Records for the task:
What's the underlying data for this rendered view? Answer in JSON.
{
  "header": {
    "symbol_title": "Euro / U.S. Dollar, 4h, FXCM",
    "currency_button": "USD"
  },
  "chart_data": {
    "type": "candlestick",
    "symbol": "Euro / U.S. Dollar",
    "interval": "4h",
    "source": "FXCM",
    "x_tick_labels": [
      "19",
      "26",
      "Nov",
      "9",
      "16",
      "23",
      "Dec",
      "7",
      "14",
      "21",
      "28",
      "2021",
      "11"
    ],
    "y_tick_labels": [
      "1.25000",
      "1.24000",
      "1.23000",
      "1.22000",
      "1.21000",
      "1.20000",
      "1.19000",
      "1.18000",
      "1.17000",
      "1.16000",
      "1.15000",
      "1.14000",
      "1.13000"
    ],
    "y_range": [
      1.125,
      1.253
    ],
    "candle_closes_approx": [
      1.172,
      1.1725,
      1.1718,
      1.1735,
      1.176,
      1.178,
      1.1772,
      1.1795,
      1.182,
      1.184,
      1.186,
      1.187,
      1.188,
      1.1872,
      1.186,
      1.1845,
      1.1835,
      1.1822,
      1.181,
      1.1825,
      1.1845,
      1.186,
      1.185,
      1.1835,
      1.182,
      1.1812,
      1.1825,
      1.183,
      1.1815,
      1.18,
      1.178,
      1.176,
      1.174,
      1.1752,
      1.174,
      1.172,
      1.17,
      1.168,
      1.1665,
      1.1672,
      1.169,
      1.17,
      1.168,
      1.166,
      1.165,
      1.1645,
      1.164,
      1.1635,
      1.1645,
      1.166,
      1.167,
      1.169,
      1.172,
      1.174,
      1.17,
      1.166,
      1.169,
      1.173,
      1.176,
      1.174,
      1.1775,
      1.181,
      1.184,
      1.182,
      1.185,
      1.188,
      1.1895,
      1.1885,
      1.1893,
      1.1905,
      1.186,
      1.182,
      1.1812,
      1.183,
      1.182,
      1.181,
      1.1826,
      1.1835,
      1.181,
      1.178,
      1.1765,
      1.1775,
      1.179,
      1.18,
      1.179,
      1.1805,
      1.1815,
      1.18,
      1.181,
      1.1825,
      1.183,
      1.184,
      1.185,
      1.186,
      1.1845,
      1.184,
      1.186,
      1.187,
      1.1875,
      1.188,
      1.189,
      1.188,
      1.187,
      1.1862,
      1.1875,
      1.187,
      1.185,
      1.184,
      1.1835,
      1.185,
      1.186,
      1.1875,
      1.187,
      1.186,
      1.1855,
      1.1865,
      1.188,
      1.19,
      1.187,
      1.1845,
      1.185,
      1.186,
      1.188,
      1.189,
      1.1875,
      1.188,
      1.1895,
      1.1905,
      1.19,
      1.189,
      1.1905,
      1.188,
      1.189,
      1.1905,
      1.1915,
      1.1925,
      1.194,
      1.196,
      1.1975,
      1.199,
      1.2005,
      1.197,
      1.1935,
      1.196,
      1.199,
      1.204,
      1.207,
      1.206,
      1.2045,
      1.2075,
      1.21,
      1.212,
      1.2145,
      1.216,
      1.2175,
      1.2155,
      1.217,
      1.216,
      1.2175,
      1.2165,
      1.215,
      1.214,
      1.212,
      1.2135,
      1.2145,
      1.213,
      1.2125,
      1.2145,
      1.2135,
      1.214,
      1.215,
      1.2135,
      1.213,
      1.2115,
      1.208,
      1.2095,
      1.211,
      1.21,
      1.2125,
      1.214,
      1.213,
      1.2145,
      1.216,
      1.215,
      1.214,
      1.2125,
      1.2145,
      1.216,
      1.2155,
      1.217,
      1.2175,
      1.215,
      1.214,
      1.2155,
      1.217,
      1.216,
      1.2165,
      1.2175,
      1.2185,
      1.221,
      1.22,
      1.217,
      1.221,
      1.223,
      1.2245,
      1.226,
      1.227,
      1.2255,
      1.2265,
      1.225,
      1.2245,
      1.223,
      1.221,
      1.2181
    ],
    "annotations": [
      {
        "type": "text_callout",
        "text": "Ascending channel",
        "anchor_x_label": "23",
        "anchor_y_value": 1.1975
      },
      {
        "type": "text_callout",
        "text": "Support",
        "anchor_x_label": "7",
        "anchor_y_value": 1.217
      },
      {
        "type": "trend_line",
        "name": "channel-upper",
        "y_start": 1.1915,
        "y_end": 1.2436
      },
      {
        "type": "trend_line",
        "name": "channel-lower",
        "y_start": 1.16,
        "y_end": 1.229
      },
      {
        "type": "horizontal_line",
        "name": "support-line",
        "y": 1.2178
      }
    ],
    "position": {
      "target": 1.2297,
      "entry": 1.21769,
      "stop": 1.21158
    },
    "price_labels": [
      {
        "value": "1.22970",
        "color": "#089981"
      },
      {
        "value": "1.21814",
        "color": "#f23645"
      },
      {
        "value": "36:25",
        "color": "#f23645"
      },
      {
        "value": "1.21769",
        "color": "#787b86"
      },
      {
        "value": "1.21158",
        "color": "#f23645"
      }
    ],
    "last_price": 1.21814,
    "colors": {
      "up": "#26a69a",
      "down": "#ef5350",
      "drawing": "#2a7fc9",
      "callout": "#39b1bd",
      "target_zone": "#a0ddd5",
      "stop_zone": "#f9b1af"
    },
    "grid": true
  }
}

Task to carry out: Copy out every entry again, exactly as it was given.

Exercise output:
What's the underlying data for this rendered view? Answer in JSON.
{
  "header": {
    "symbol_title": "Euro / U.S. Dollar, 4h, FXCM",
    "currency_button": "USD"
  },
  "chart_data": {
    "type": "candlestick",
    "symbol": "Euro / U.S. Dollar",
    "interval": "4h",
    "source": "FXCM",
    "x_tick_labels": [
      "19",
      "26",
      "Nov",
      "9",
      "16",
      "23",
      "Dec",
      "7",
      "14",
      "21",
      "28",
      "2021",
      "11"
    ],
    "y_tick_labels": [
      "1.25000",
      "1.24000",
      "1.23000",
      "1.22000",
      "1.21000",
      "1.20000",
      "1.19000",
      "1.18000",
      "1.17000",
      "1.16000",
      "1.15000",
      "1.14000",
      "1.13000"
    ],
    "y_range": [
      1.125,
      1.253
    ],
    "candle_closes_approx": [
      1.172,
      1.1725,
      1.1718,
      1.1735,
      1.176,
      1.178,
      1.1772,
      1.1795,
      1.182,
      1.184,
      1.186,
      1.187,
      1.188,
      1.1872,
      1.186,
      1.1845,
      1.1835,
      1.1822,
      1.181,
      1.1825,
      1.1845,
      1.186,
      1.185,
      1.1835,
      1.182,
      1.1812,
      1.1825,
      1.183,
      1.1815,
      1.18,
      1.178,
      1.176,
      1.174,
      1.1752,
      1.174,
      1.172,
      1.17,
      1.168,
      1.1665,
      1.1672,
      1.169,
      1.17,
      1.168,
      1.166,
      1.165,
      1.1645,
      1.164,
      1.1635,
      1.1645,
      1.166,
      1.167,
      1.169,
      1.172,
      1.174,
      1.17,
      1.166,
      1.169,
      1.173,
      1.176,
      1.174,
      1.1775,
      1.181,
      1.184,
      1.182,
      1.185,
      1.188,
      1.1895,
      1.1885,
      1.1893,
      1.1905,
      1.186,
      1.182,
      1.1812,
      1.183,
      1.182,
      1.181,
      1.1826,
      1.1835,
      1.181,
      1.178,
      1.1765,
      1.1775,
      1.179,
      1.18,
      1.179,
      1.1805,
      1.1815,
      1.18,
      1.181,
      1.1825,
      1.183,
      1.184,
      1.185,
      1.186,
      1.1845,
      1.184,
      1.186,
      1.187,
      1.1875,
      1.188,
      1.189,
      1.188,
      1.187,
      1.1862,
      1.1875,
      1.187,
      1.185,
      1.184,
      1.1835,
      1.185,
      1.186,
      1.1875,
      1.187,
      1.186,
      1.1855,
      1.1865,
      1.188,
      1.19,
      1.187,
      1.1845,
      1.185,
      1.186,
      1.188,
      1.189,
      1.1875,
      1.188,
      1.1895,
      1.1905,
      1.19,
      1.189,
      1.1905,
      1.188,
      1.189,
      1.1905,
      1.1915,
      1.1925,
      1.194,
      1.196,
      1.1975,
      1.199,
      1.2005,
      1.197,
      1.1935,
      1.196,
      1.199,
      1.204,
      1.207,
      1.206,
      1.2045,
      1.2075,
      1.21,
      1.212,
      1.2145,
      1.216,
      1.2175,
      1.2155,
      1.217,
      1.216,
      1.2175,
      1.2165,
      1.215,
      1.214,
      1.212,
      1.2135,
      1.2145,
      1.213,
      1.2125,
      1.2145,
      1.2135,
      1.214,
      1.215,
      1.2135,
      1.213,
      1.2115,
      1.208,
      1.2095,
      1.211,
      1.21,
      1.2125,
      1.214,
      1.213,
      1.2145,
      1.216,
      1.215,
      1.214,
      1.2125,
      1.2145,
      1.216,
      1.2155,
      1.217,
      1.2175,
      1.215,
      1.214,
      1.2155,
      1.217,
      1.216,
      1.2165,
      1.2175,
      1.2185,
      1.221,
      1.22,
      1.217,
      1.221,
      1.223,
      1.2245,
      1.226,
      1.227,
      1.2255,
      1.2265,
      1.225,
      1.2245,
      1.223,
      1.221,
      1.2181
    ],
    "annotations": [
      {
        "type": "text_callout",
        "text": "Ascending channel",
        "anchor_x_label": "23",
        "anchor_y_value": 1.1975
      },
      {
        "type": "text_callout",
        "text": "Support",
        "anchor_x_label": "7",
        "anchor_y_value": 1.217
      },
      {
        "type": "trend_line",
        "name": "channel-upper",
        "y_start": 1.1915,
        "y_end": 1.2436
      },
      {
        "type": "trend_line",
        "name": "channel-lower",
        "y_start": 1.16,
        "y_end": 1.229
      },
      {
        "type": "horizontal_line",
        "name": "support-line",
        "y": 1.2178
      }
    ],
    "position": {
      "target": 1.2297,
      "entry": 1.21769,
      "stop": 1.21158
    },
    "price_labels": [
      {
        "value": "1.22970",
        "color": "#089981"
      },
      {
        "value": "1.21814",
        "color": "#f23645"
      },
      {
        "value": "36:25",
        "color": "#f23645"
      },
      {
        "value": "1.21769",
        "color": "#787b86"
      },
      {
        "value": "1.21158",
        "color": "#f23645"
      }
    ],
    "last_price": 1.21814,
    "colors": {
      "up": "#26a69a",
      "down": "#ef5350",
      "drawing": "#2a7fc9",
      "callout": "#39b1bd",
      "target_zone": "#a0ddd5",
      "stop_zone": "#f9b1af"
    },
    "grid": true
  }
}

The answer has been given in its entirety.